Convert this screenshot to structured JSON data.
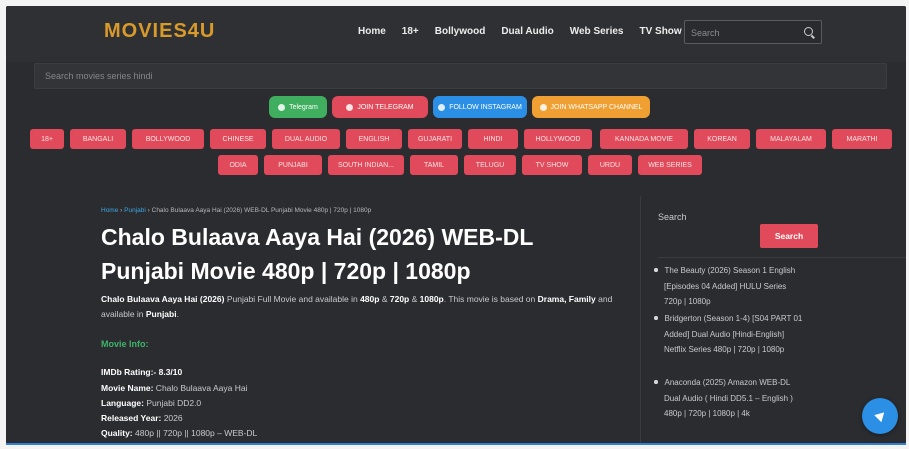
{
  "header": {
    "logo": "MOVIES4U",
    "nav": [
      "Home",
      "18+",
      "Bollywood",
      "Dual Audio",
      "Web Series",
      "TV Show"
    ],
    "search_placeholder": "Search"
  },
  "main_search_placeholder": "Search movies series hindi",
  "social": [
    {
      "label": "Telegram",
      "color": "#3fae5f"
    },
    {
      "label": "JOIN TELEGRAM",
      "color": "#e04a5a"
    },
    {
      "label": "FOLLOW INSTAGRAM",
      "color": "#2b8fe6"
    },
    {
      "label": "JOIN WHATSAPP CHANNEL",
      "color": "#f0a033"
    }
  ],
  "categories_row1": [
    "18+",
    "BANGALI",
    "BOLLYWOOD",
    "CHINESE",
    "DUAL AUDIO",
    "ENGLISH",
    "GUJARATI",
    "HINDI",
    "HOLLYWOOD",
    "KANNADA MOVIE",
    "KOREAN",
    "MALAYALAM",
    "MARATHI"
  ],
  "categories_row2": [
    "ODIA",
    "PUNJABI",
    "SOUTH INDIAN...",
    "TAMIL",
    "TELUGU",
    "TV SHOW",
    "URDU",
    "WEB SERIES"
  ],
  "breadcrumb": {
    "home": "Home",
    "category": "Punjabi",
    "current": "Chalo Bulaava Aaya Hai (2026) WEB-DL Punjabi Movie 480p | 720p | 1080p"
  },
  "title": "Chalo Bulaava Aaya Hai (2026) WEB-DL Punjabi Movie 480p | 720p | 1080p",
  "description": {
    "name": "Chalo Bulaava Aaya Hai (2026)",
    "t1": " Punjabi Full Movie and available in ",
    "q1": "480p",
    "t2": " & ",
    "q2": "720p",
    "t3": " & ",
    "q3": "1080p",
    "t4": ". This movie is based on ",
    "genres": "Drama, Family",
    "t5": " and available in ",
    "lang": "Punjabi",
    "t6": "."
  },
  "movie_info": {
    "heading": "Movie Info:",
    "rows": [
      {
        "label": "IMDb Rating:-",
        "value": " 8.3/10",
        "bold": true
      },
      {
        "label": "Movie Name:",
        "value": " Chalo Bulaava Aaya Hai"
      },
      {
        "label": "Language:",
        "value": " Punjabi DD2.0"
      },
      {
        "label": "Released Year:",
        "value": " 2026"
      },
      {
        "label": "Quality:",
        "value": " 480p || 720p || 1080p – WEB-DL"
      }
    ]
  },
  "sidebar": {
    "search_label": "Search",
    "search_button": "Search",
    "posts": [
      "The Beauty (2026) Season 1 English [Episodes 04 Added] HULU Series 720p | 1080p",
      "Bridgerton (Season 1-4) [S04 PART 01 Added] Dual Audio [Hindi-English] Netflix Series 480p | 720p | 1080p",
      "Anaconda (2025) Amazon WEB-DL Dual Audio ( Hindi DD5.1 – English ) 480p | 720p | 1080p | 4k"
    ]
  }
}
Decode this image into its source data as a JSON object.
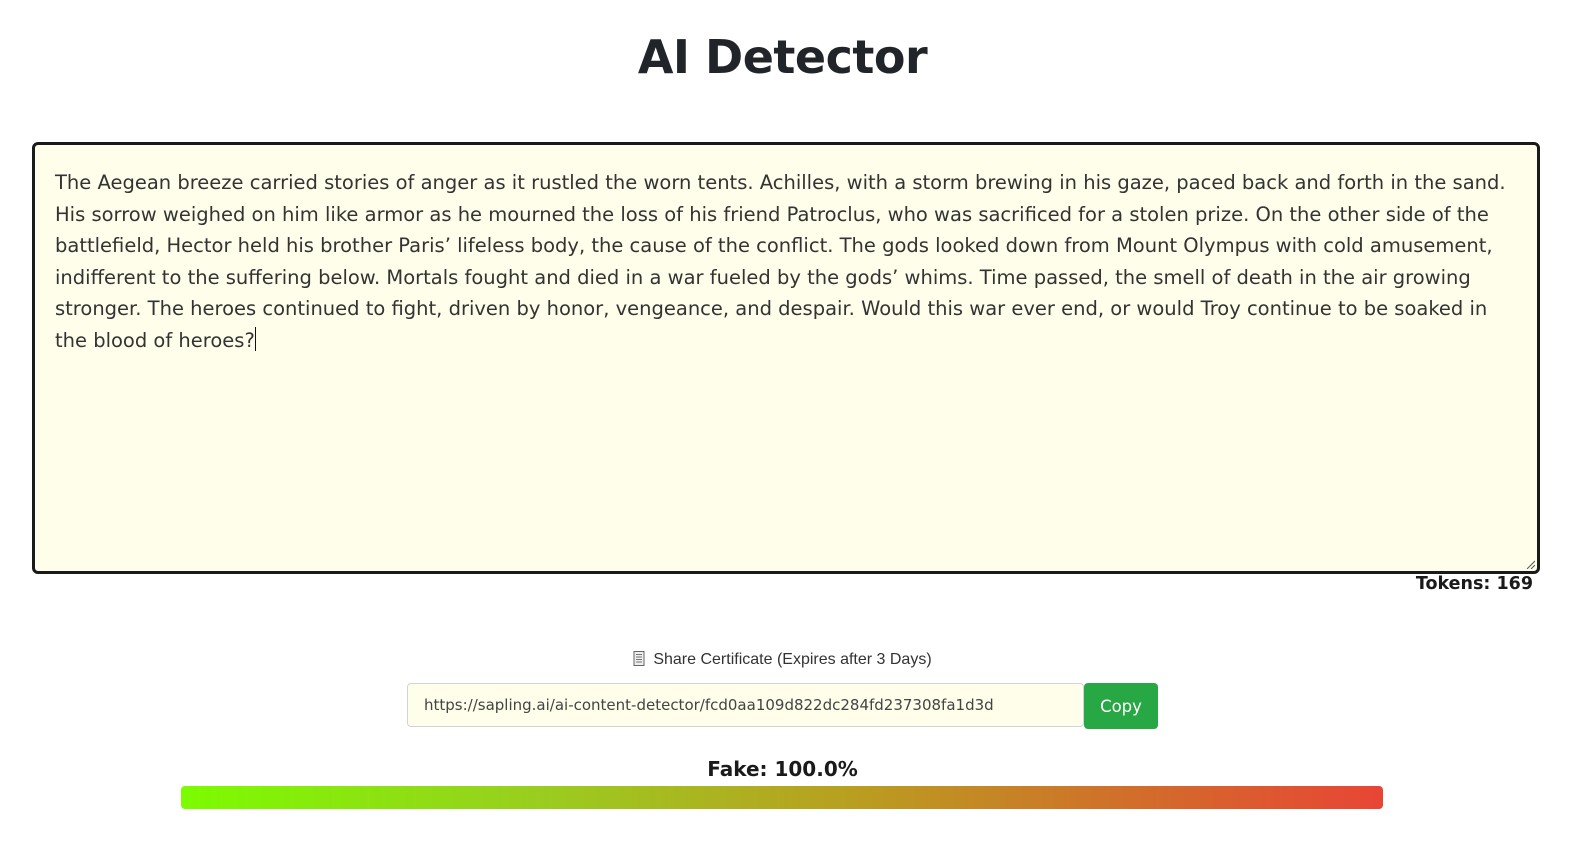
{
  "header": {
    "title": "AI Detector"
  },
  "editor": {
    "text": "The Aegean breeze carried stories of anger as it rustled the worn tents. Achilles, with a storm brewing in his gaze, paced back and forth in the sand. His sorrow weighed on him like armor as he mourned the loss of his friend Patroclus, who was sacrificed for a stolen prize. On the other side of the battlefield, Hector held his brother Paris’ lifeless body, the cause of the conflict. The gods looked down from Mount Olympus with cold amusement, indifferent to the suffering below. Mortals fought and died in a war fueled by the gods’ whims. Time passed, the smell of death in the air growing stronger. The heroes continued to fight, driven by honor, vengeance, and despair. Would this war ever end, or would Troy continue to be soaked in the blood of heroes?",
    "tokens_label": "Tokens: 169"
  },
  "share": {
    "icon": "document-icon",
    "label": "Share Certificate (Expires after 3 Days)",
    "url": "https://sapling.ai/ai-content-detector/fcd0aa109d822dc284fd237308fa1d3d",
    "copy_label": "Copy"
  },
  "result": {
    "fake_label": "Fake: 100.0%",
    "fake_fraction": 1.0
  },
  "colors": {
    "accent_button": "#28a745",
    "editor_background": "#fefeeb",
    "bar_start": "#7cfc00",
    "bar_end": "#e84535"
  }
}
+---+
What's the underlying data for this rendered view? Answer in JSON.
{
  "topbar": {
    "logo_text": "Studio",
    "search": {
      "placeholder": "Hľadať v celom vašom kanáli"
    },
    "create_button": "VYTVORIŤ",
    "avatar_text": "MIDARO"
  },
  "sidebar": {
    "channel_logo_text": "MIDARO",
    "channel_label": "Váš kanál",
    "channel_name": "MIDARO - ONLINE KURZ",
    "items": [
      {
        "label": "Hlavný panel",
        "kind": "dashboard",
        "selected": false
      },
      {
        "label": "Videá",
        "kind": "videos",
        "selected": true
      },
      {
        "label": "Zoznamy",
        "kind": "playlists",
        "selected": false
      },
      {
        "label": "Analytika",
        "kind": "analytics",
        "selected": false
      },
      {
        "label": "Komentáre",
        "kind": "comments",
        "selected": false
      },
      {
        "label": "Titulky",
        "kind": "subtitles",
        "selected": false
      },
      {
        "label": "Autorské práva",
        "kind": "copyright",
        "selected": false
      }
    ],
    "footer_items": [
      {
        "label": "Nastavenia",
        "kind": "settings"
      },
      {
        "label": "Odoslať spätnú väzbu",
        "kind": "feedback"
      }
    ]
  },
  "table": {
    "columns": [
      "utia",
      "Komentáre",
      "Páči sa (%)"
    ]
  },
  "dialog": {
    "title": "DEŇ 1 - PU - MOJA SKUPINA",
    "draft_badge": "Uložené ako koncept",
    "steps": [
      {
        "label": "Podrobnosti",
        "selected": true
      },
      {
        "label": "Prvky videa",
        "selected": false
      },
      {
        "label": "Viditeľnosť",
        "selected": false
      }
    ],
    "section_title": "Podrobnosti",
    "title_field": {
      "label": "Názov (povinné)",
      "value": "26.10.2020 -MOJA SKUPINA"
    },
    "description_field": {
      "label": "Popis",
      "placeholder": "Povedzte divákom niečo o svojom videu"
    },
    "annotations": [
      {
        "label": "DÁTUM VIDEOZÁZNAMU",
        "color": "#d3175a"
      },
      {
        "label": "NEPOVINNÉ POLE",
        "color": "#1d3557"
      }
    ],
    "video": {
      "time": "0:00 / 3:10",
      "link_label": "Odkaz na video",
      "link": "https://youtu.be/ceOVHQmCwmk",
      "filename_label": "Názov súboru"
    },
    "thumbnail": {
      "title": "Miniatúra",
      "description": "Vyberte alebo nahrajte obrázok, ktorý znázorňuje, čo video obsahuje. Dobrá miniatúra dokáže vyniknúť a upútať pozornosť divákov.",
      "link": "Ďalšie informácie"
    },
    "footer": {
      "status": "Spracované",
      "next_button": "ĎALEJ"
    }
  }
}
+---+
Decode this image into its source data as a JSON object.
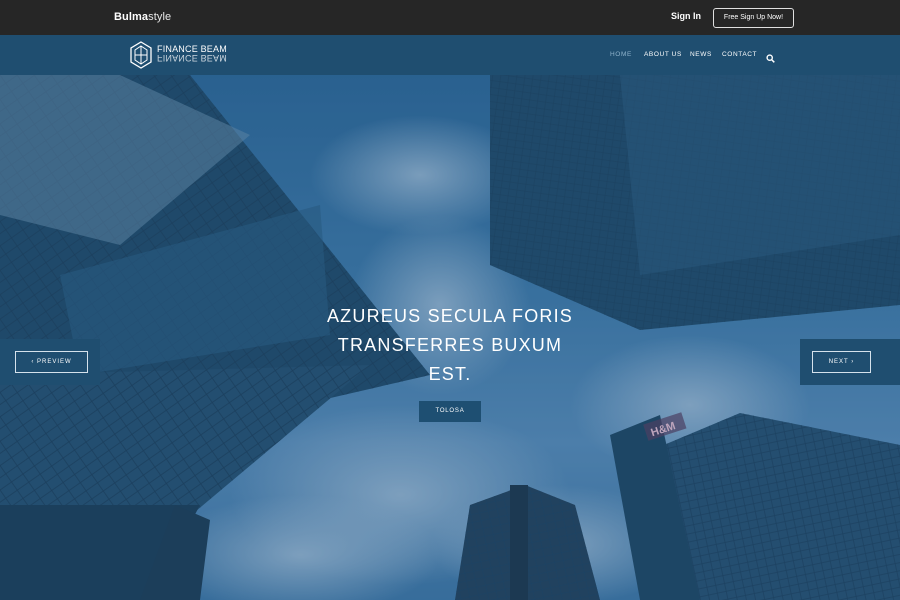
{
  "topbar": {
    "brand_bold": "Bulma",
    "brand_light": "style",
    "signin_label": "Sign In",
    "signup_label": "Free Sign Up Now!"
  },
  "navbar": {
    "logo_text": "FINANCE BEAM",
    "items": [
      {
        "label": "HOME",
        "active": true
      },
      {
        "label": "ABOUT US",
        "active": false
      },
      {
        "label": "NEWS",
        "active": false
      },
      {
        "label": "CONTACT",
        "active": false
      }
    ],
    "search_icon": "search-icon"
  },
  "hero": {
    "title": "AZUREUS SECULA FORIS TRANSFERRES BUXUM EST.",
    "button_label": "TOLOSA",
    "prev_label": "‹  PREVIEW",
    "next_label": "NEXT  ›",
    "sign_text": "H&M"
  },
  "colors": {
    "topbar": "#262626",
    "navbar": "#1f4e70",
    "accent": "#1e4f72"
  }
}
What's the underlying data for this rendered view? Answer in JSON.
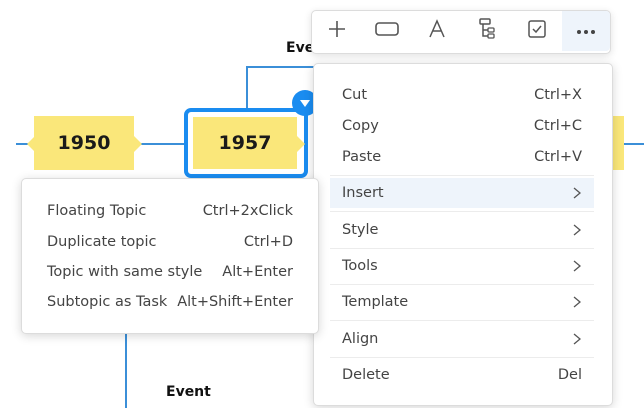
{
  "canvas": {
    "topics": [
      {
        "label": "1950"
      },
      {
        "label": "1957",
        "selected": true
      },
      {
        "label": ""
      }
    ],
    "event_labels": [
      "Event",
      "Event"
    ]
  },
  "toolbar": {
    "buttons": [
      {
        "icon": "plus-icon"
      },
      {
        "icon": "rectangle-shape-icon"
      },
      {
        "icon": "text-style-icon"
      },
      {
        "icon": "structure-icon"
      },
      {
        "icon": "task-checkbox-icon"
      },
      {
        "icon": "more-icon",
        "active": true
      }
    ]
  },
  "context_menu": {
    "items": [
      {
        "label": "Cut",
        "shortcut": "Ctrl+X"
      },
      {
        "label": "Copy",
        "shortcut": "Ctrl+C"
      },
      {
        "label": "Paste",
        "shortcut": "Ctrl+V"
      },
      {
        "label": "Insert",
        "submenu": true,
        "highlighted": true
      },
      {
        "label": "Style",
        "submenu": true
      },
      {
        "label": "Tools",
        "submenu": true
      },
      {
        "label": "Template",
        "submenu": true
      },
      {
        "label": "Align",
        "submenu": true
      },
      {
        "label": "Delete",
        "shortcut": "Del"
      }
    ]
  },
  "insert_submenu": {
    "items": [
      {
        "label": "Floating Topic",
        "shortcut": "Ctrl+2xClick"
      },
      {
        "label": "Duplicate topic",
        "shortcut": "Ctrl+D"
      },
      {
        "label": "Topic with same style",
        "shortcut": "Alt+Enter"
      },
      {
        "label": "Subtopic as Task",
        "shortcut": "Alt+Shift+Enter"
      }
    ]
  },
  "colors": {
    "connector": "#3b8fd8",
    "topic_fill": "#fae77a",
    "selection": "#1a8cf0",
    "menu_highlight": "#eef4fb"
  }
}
+---+
_Instructions to follow_
Read the entries and select each line where the word "kind" is found.

_Answer to this task_
        "kind": "dashboard",
        "kind": "videos",
        "kind": "playlists",
        "kind": "analytics",
        "kind": "comments",
        "kind": "subtitles",
        "kind": "copyright",
        "kind": "settings"
        "kind": "feedback"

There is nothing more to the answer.